Repeat each entry as written, dropping any picture you find.

━━━━━━━━

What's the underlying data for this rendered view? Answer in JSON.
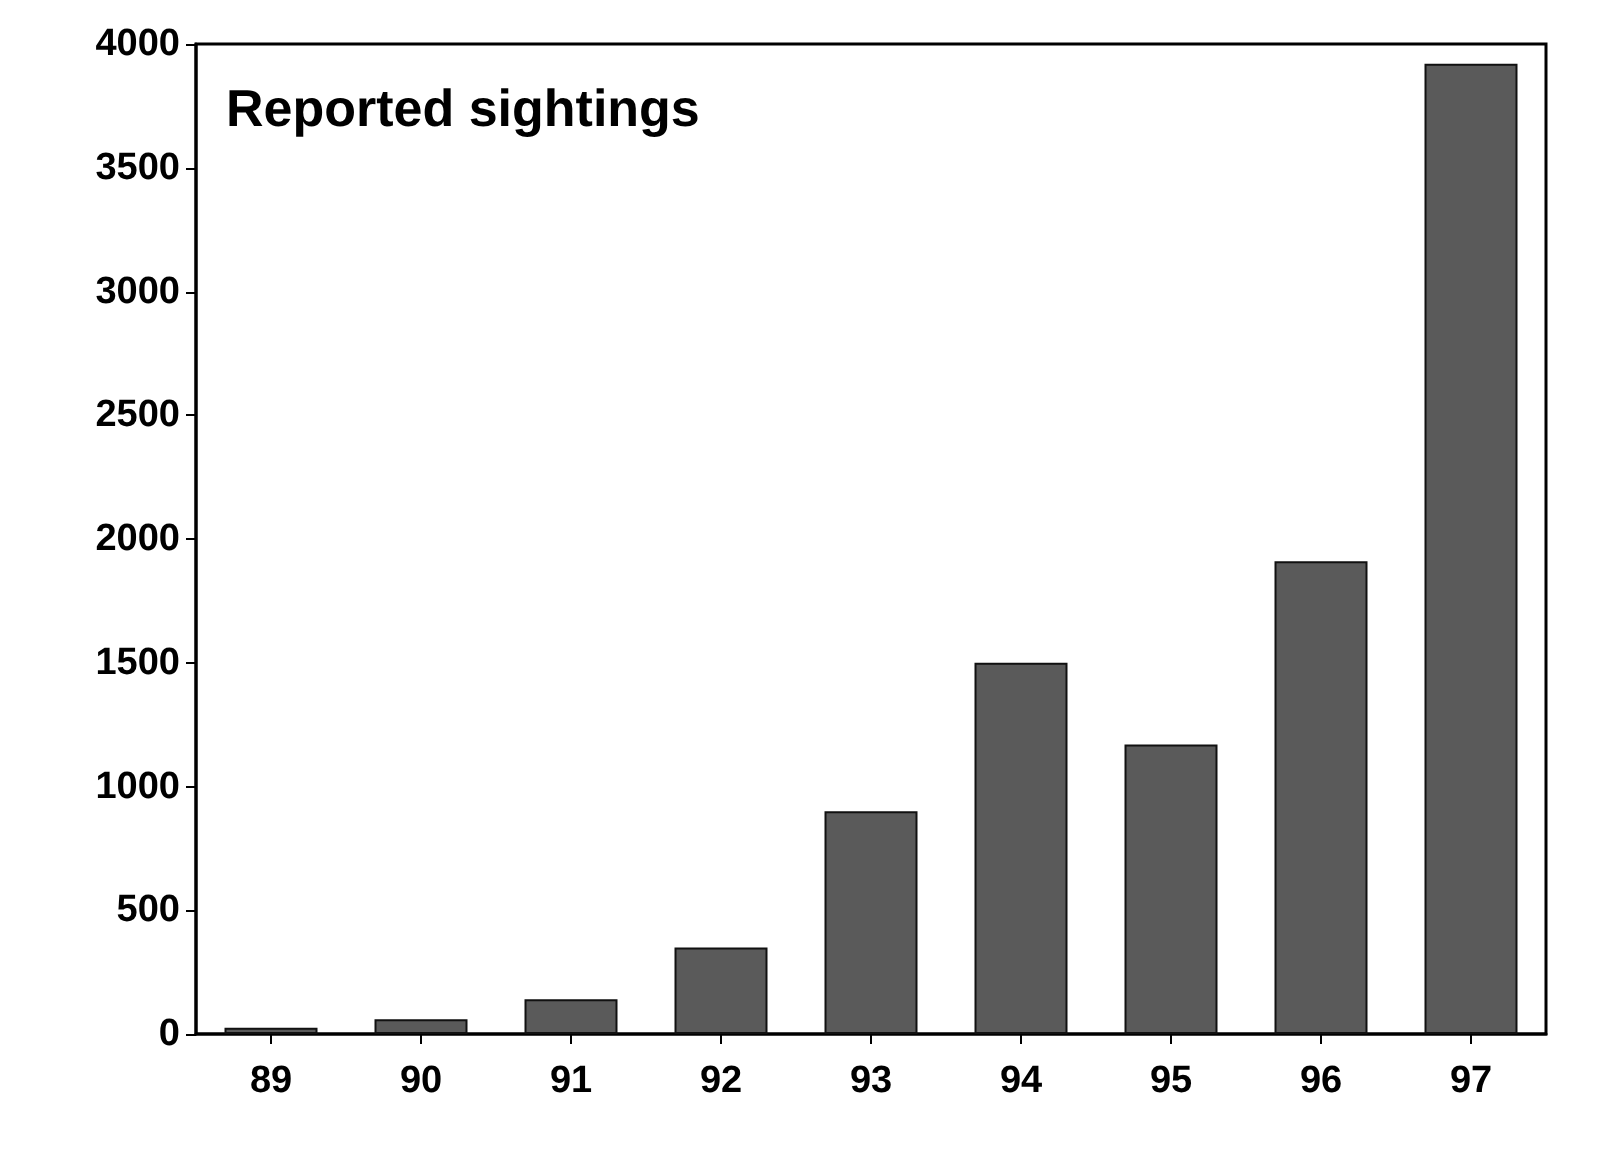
{
  "chart_data": {
    "type": "bar",
    "title": "Reported sightings",
    "categories": [
      "89",
      "90",
      "91",
      "92",
      "93",
      "94",
      "95",
      "96",
      "97"
    ],
    "values": [
      25,
      60,
      140,
      350,
      900,
      1500,
      1170,
      1910,
      3920
    ],
    "color": "#5a5a5a",
    "ylim": [
      0,
      4000
    ],
    "yticks": [
      0,
      500,
      1000,
      1500,
      2000,
      2500,
      3000,
      3500,
      4000
    ],
    "grid": false
  }
}
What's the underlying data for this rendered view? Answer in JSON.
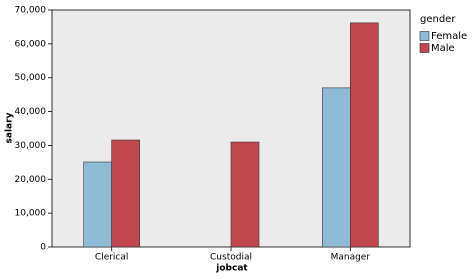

━━━━━━━━

» FULL ANSWER:
What's the underlying data for this rendered view? Answer in JSON.
{
  "chart_data": {
    "type": "bar",
    "title": "Reported sightings",
    "categories": [
      "89",
      "90",
      "91",
      "92",
      "93",
      "94",
      "95",
      "96",
      "97"
    ],
    "values": [
      25,
      60,
      140,
      350,
      900,
      1500,
      1170,
      1910,
      3920
    ],
    "color": "#5a5a5a",
    "ylim": [
      0,
      4000
    ],
    "yticks": [
      0,
      500,
      1000,
      1500,
      2000,
      2500,
      3000,
      3500,
      4000
    ],
    "grid": false
  }
}
What's the underlying data for this rendered view? Answer in JSON.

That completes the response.